Brass Art, this voice; this life; this procession (still), 2024, two-channel video comprising Lidar data and Kinect capture, colour and monochrome, sound, 13 min. Courtesy the artists and Home, Manchester

In the next iteration of their project examining the history of literary production, Brass Art regenerate Woolf’s writing shed at Home, Manchester. It’s an exercise in attention – and misdirection

As Brass Art, artists Chara Lewis, Anneké Pettican and Kristin Mojsiewicz work across sculpture, drawing, video and photography to create installations often centred around largescale projected images. Using light to cast shadow, transform materials or offer fleeting or fragmentary glimpses of interior spaces, objects and the artists’ own bodies, their works elicit a sense of doubt or unease in the viewer, reflecting their interest in how to visualise psychological states.

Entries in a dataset
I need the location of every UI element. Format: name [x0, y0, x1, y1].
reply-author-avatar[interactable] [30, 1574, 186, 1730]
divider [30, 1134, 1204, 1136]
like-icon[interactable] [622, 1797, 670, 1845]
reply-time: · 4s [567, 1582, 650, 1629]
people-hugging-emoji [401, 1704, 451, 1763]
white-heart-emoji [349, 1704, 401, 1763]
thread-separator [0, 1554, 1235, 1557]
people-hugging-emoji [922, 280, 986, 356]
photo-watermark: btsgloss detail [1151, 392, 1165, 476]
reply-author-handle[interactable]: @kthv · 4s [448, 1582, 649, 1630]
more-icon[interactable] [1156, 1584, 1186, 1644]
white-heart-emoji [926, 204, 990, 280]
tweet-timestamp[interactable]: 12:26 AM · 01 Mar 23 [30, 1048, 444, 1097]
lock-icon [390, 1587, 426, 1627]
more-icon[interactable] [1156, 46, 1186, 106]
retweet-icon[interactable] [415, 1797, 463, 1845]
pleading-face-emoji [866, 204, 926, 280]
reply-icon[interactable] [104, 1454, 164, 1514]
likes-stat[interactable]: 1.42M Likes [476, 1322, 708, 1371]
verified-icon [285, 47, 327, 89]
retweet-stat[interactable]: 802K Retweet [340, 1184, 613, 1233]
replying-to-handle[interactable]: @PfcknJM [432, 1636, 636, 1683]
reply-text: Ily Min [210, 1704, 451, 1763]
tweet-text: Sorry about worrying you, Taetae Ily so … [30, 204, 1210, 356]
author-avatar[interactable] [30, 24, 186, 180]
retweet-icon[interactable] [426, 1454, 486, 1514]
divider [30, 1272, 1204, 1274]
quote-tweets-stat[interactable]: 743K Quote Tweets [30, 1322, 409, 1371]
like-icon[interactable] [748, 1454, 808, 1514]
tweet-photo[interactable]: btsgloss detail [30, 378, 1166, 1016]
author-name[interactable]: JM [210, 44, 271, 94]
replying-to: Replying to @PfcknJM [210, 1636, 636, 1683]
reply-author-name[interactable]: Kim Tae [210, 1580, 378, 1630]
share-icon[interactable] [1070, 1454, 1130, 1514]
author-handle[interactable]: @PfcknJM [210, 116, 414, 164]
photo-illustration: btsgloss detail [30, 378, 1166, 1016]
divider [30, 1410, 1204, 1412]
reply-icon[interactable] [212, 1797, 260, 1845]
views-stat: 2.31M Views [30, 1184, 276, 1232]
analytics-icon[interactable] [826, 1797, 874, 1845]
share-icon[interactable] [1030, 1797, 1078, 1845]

What needs to be done: Write out the stretch of the Brass Art text from "As Brass Art, artists" through "visualise psychological states.", word for word.

Correct result:
As Brass Art, artists Chara Lewis, Anneké Pettican and Kristin Mojsiewicz work across sculpture, drawing, video and photography to create installations often centred around largescale projected images. Using light to cast shadow, transform materials or offer fleeting or fragmentary glimpses of interior spaces, objects and the artists’ own bodies, their works elicit a sense of doubt or unease in the viewer, reflecting their interest in how to visualise psychological states.